▶ **EXERCISE**:
Print all the records exactly, please.

▶ **RECORDED INFORMATION**:
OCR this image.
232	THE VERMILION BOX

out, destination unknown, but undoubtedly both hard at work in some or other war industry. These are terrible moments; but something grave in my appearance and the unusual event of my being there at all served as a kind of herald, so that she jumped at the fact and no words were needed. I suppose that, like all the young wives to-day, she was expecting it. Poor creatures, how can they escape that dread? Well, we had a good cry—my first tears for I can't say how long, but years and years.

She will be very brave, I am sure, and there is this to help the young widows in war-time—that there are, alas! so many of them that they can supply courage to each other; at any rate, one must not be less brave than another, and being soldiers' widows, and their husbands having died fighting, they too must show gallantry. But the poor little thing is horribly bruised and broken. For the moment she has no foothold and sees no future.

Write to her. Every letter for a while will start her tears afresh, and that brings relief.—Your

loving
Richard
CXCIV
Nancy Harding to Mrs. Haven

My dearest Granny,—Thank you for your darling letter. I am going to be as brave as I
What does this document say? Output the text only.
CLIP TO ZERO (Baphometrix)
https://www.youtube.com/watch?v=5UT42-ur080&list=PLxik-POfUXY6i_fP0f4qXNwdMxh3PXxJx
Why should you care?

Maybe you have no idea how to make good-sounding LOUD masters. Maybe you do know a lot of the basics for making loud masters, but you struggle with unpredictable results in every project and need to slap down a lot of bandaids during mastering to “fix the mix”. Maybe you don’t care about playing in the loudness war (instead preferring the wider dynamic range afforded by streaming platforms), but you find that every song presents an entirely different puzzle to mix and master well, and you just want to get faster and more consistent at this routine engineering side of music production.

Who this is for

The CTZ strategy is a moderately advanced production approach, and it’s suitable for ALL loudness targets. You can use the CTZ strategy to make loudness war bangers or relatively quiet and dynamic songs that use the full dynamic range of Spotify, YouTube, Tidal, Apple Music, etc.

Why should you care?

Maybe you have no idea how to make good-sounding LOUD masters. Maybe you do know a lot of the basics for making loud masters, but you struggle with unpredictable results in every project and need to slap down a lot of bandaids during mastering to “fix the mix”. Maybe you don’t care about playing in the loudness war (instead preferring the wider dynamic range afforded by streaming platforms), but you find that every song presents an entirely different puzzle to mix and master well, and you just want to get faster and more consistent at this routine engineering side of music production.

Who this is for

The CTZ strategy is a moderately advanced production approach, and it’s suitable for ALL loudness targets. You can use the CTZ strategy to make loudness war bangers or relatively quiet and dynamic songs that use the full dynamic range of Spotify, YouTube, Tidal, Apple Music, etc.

▶ **COMPLETE ANSWER**:
OCR this image.
232	THE VERMILION BOX

out, destination unknown, but undoubtedly both hard at work in some or other war industry. These are terrible moments; but something grave in my appearance and the unusual event of my being there at all served as a kind of herald, so that she jumped at the fact and no words were needed. I suppose that, like all the young wives to-day, she was expecting it. Poor creatures, how can they escape that dread? Well, we had a good cry—my first tears for I can't say how long, but years and years.

She will be very brave, I am sure, and there is this to help the young widows in war-time—that there are, alas! so many of them that they can supply courage to each other; at any rate, one must not be less brave than another, and being soldiers' widows, and their husbands having died fighting, they too must show gallantry. But the poor little thing is horribly bruised and broken. For the moment she has no foothold and sees no future.

Write to her. Every letter for a while will start her tears afresh, and that brings relief.—Your

loving
Richard
CXCIV
Nancy Harding to Mrs. Haven

My dearest Granny,—Thank you for your darling letter. I am going to be as brave as I
What does this document say? Output the text only.
CLIP TO ZERO (Baphometrix)
https://www.youtube.com/watch?v=5UT42-ur080&list=PLxik-POfUXY6i_fP0f4qXNwdMxh3PXxJx
Why should you care?

Maybe you have no idea how to make good-sounding LOUD masters. Maybe you do know a lot of the basics for making loud masters, but you struggle with unpredictable results in every project and need to slap down a lot of bandaids during mastering to “fix the mix”. Maybe you don’t care about playing in the loudness war (instead preferring the wider dynamic range afforded by streaming platforms), but you find that every song presents an entirely different puzzle to mix and master well, and you just want to get faster and more consistent at this routine engineering side of music production.

Who this is for

The CTZ strategy is a moderately advanced production approach, and it’s suitable for ALL loudness targets. You can use the CTZ strategy to make loudness war bangers or relatively quiet and dynamic songs that use the full dynamic range of Spotify, YouTube, Tidal, Apple Music, etc.

Why should you care?

Maybe you have no idea how to make good-sounding LOUD masters. Maybe you do know a lot of the basics for making loud masters, but you struggle with unpredictable results in every project and need to slap down a lot of bandaids during mastering to “fix the mix”. Maybe you don’t care about playing in the loudness war (instead preferring the wider dynamic range afforded by streaming platforms), but you find that every song presents an entirely different puzzle to mix and master well, and you just want to get faster and more consistent at this routine engineering side of music production.

Who this is for

The CTZ strategy is a moderately advanced production approach, and it’s suitable for ALL loudness targets. You can use the CTZ strategy to make loudness war bangers or relatively quiet and dynamic songs that use the full dynamic range of Spotify, YouTube, Tidal, Apple Music, etc.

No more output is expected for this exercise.